### Required work:
Return the material word for word. Do not include pictures.

### Records for the task:
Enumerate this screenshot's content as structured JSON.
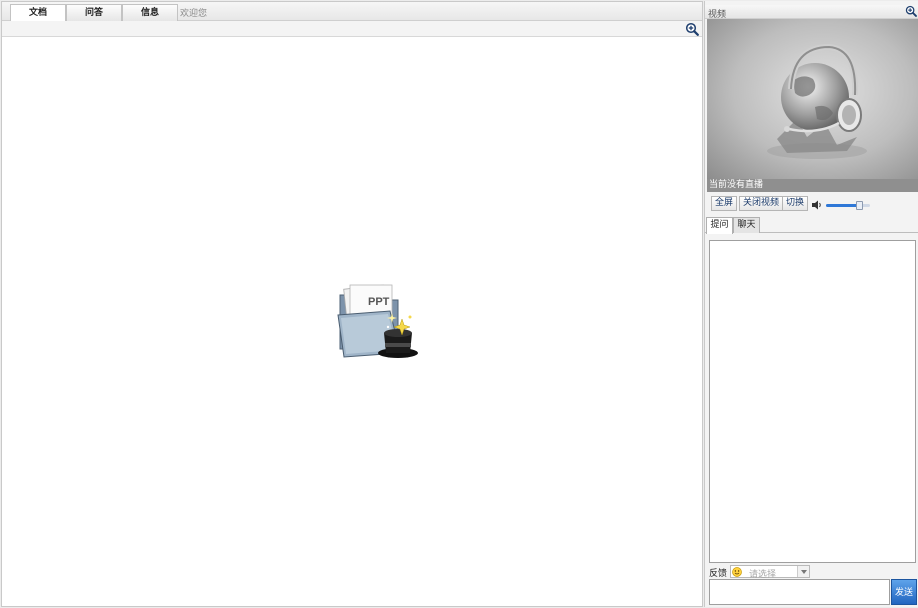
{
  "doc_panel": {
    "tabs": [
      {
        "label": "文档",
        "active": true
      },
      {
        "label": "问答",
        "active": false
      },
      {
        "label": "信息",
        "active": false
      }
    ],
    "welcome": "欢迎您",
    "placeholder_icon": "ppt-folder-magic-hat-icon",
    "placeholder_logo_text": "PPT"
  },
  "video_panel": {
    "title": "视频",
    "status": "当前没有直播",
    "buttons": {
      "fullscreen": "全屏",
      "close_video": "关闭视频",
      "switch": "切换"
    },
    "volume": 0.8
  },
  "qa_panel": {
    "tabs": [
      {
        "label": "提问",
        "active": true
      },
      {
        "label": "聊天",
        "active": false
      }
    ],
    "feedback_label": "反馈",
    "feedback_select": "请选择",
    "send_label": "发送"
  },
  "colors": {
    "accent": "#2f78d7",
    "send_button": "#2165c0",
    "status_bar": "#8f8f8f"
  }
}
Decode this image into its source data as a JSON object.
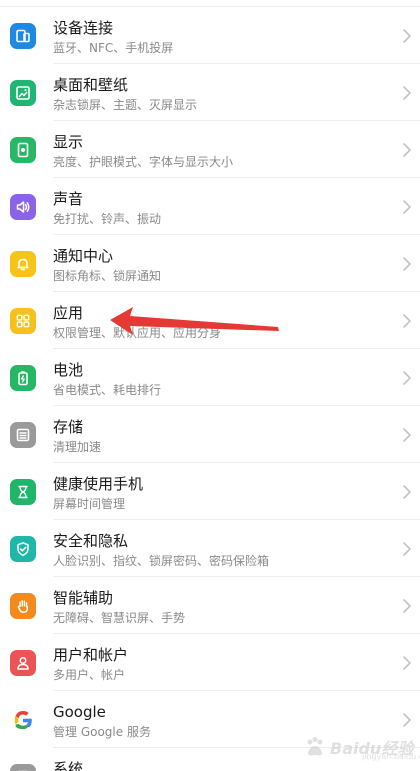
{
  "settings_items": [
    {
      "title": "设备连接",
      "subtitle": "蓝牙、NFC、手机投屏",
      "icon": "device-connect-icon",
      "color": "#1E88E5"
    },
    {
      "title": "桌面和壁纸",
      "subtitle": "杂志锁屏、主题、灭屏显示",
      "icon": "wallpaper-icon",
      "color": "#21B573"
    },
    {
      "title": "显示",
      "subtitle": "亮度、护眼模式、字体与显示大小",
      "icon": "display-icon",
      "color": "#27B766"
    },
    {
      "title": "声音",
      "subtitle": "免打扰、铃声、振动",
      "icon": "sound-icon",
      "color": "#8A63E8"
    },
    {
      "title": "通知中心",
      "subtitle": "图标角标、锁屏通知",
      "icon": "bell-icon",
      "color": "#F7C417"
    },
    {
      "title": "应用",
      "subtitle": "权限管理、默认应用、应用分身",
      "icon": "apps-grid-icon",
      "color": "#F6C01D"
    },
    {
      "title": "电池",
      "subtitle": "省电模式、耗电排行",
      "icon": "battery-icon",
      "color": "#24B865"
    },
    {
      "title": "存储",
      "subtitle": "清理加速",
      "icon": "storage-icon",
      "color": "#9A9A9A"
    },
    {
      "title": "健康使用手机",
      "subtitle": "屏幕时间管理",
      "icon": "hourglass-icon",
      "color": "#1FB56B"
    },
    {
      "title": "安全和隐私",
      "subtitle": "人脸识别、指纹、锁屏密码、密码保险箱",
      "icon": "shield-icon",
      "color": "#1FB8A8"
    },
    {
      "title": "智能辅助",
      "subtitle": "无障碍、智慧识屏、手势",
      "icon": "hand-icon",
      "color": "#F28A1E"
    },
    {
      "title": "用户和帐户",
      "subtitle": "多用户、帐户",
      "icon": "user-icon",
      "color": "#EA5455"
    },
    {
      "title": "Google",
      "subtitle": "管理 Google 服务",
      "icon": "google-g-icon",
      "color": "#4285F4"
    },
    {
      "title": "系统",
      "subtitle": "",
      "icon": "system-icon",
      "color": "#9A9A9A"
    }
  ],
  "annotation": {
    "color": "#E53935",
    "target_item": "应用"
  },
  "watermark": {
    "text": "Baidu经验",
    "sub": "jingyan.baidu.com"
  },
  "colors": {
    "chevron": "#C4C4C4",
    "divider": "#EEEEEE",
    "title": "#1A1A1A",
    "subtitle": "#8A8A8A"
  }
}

### Solved problem:
Enumerate this screenshot's content as structured JSON.
{
  "doc_panel": {
    "tabs": [
      {
        "label": "文档",
        "active": true
      },
      {
        "label": "问答",
        "active": false
      },
      {
        "label": "信息",
        "active": false
      }
    ],
    "welcome": "欢迎您",
    "placeholder_icon": "ppt-folder-magic-hat-icon",
    "placeholder_logo_text": "PPT"
  },
  "video_panel": {
    "title": "视频",
    "status": "当前没有直播",
    "buttons": {
      "fullscreen": "全屏",
      "close_video": "关闭视频",
      "switch": "切换"
    },
    "volume": 0.8
  },
  "qa_panel": {
    "tabs": [
      {
        "label": "提问",
        "active": true
      },
      {
        "label": "聊天",
        "active": false
      }
    ],
    "feedback_label": "反馈",
    "feedback_select": "请选择",
    "send_label": "发送"
  },
  "colors": {
    "accent": "#2f78d7",
    "send_button": "#2165c0",
    "status_bar": "#8f8f8f"
  }
}
Decode this image into its source data as a JSON object.
{
  "settings_items": [
    {
      "title": "设备连接",
      "subtitle": "蓝牙、NFC、手机投屏",
      "icon": "device-connect-icon",
      "color": "#1E88E5"
    },
    {
      "title": "桌面和壁纸",
      "subtitle": "杂志锁屏、主题、灭屏显示",
      "icon": "wallpaper-icon",
      "color": "#21B573"
    },
    {
      "title": "显示",
      "subtitle": "亮度、护眼模式、字体与显示大小",
      "icon": "display-icon",
      "color": "#27B766"
    },
    {
      "title": "声音",
      "subtitle": "免打扰、铃声、振动",
      "icon": "sound-icon",
      "color": "#8A63E8"
    },
    {
      "title": "通知中心",
      "subtitle": "图标角标、锁屏通知",
      "icon": "bell-icon",
      "color": "#F7C417"
    },
    {
      "title": "应用",
      "subtitle": "权限管理、默认应用、应用分身",
      "icon": "apps-grid-icon",
      "color": "#F6C01D"
    },
    {
      "title": "电池",
      "subtitle": "省电模式、耗电排行",
      "icon": "battery-icon",
      "color": "#24B865"
    },
    {
      "title": "存储",
      "subtitle": "清理加速",
      "icon": "storage-icon",
      "color": "#9A9A9A"
    },
    {
      "title": "健康使用手机",
      "subtitle": "屏幕时间管理",
      "icon": "hourglass-icon",
      "color": "#1FB56B"
    },
    {
      "title": "安全和隐私",
      "subtitle": "人脸识别、指纹、锁屏密码、密码保险箱",
      "icon": "shield-icon",
      "color": "#1FB8A8"
    },
    {
      "title": "智能辅助",
      "subtitle": "无障碍、智慧识屏、手势",
      "icon": "hand-icon",
      "color": "#F28A1E"
    },
    {
      "title": "用户和帐户",
      "subtitle": "多用户、帐户",
      "icon": "user-icon",
      "color": "#EA5455"
    },
    {
      "title": "Google",
      "subtitle": "管理 Google 服务",
      "icon": "google-g-icon",
      "color": "#4285F4"
    },
    {
      "title": "系统",
      "subtitle": "",
      "icon": "system-icon",
      "color": "#9A9A9A"
    }
  ],
  "annotation": {
    "color": "#E53935",
    "target_item": "应用"
  },
  "watermark": {
    "text": "Baidu经验",
    "sub": "jingyan.baidu.com"
  },
  "colors": {
    "chevron": "#C4C4C4",
    "divider": "#EEEEEE",
    "title": "#1A1A1A",
    "subtitle": "#8A8A8A"
  }
}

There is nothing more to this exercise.